__AIM__
Transcribe the records that follow in their entirety, omitting any pictures.

__EXCERPTED DATA__
----

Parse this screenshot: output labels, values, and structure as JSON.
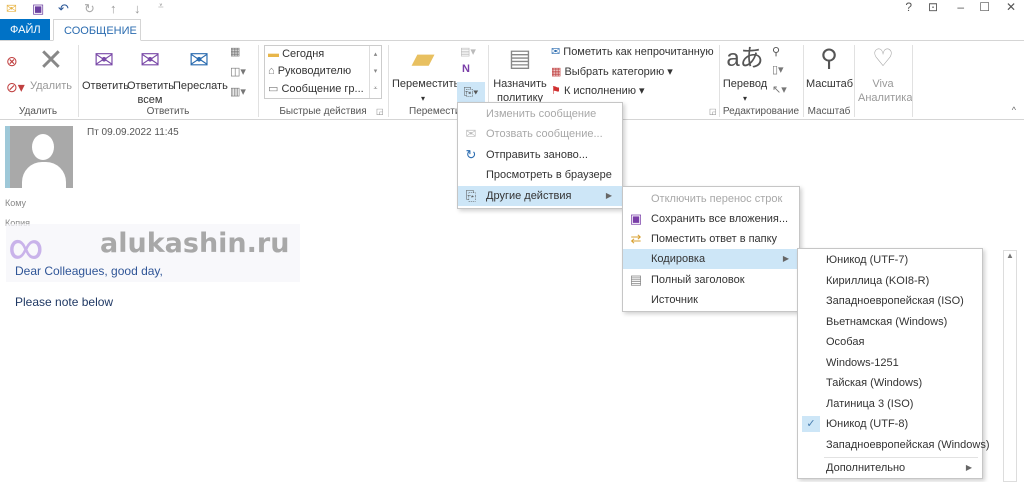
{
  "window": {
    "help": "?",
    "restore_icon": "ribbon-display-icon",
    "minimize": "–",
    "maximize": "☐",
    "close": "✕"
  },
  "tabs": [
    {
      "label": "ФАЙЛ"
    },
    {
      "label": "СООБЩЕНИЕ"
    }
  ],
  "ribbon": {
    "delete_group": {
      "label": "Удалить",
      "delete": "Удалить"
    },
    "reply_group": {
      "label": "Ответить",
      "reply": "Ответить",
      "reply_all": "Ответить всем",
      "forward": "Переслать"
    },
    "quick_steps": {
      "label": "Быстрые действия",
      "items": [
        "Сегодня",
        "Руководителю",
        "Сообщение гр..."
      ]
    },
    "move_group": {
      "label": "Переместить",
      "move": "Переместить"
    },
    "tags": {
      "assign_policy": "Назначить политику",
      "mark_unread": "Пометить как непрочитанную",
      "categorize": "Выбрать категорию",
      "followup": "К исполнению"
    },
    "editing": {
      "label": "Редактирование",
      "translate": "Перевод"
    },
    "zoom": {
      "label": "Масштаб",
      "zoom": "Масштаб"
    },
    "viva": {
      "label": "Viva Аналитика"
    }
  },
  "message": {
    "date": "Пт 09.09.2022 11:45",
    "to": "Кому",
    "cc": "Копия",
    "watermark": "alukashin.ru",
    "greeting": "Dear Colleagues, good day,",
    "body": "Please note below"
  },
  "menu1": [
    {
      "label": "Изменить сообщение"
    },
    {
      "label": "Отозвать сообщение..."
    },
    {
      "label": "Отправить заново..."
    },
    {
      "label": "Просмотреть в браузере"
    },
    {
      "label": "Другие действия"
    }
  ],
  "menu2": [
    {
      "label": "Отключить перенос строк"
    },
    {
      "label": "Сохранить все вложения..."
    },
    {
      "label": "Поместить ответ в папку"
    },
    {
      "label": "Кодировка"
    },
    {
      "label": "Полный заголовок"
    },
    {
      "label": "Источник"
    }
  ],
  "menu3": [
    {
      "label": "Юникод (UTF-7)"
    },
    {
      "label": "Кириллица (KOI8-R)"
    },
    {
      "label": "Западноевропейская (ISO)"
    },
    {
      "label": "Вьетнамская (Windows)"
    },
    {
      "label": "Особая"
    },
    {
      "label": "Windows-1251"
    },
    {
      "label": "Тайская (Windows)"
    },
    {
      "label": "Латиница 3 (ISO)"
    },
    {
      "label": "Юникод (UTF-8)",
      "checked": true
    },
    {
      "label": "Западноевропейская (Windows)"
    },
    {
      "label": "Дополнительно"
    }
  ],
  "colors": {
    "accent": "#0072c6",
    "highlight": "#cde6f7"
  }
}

----

__EXERCISE ANSWER__
Parse this screenshot: output labels, values, and structure as JSON.
{
  "window": {
    "help": "?",
    "restore_icon": "ribbon-display-icon",
    "minimize": "–",
    "maximize": "☐",
    "close": "✕"
  },
  "tabs": [
    {
      "label": "ФАЙЛ"
    },
    {
      "label": "СООБЩЕНИЕ"
    }
  ],
  "ribbon": {
    "delete_group": {
      "label": "Удалить",
      "delete": "Удалить"
    },
    "reply_group": {
      "label": "Ответить",
      "reply": "Ответить",
      "reply_all": "Ответить всем",
      "forward": "Переслать"
    },
    "quick_steps": {
      "label": "Быстрые действия",
      "items": [
        "Сегодня",
        "Руководителю",
        "Сообщение гр..."
      ]
    },
    "move_group": {
      "label": "Переместить",
      "move": "Переместить"
    },
    "tags": {
      "assign_policy": "Назначить политику",
      "mark_unread": "Пометить как непрочитанную",
      "categorize": "Выбрать категорию",
      "followup": "К исполнению"
    },
    "editing": {
      "label": "Редактирование",
      "translate": "Перевод"
    },
    "zoom": {
      "label": "Масштаб",
      "zoom": "Масштаб"
    },
    "viva": {
      "label": "Viva Аналитика"
    }
  },
  "message": {
    "date": "Пт 09.09.2022 11:45",
    "to": "Кому",
    "cc": "Копия",
    "watermark": "alukashin.ru",
    "greeting": "Dear Colleagues, good day,",
    "body": "Please note below"
  },
  "menu1": [
    {
      "label": "Изменить сообщение"
    },
    {
      "label": "Отозвать сообщение..."
    },
    {
      "label": "Отправить заново..."
    },
    {
      "label": "Просмотреть в браузере"
    },
    {
      "label": "Другие действия"
    }
  ],
  "menu2": [
    {
      "label": "Отключить перенос строк"
    },
    {
      "label": "Сохранить все вложения..."
    },
    {
      "label": "Поместить ответ в папку"
    },
    {
      "label": "Кодировка"
    },
    {
      "label": "Полный заголовок"
    },
    {
      "label": "Источник"
    }
  ],
  "menu3": [
    {
      "label": "Юникод (UTF-7)"
    },
    {
      "label": "Кириллица (KOI8-R)"
    },
    {
      "label": "Западноевропейская (ISO)"
    },
    {
      "label": "Вьетнамская (Windows)"
    },
    {
      "label": "Особая"
    },
    {
      "label": "Windows-1251"
    },
    {
      "label": "Тайская (Windows)"
    },
    {
      "label": "Латиница 3 (ISO)"
    },
    {
      "label": "Юникод (UTF-8)",
      "checked": true
    },
    {
      "label": "Западноевропейская (Windows)"
    },
    {
      "label": "Дополнительно"
    }
  ],
  "colors": {
    "accent": "#0072c6",
    "highlight": "#cde6f7"
  }
}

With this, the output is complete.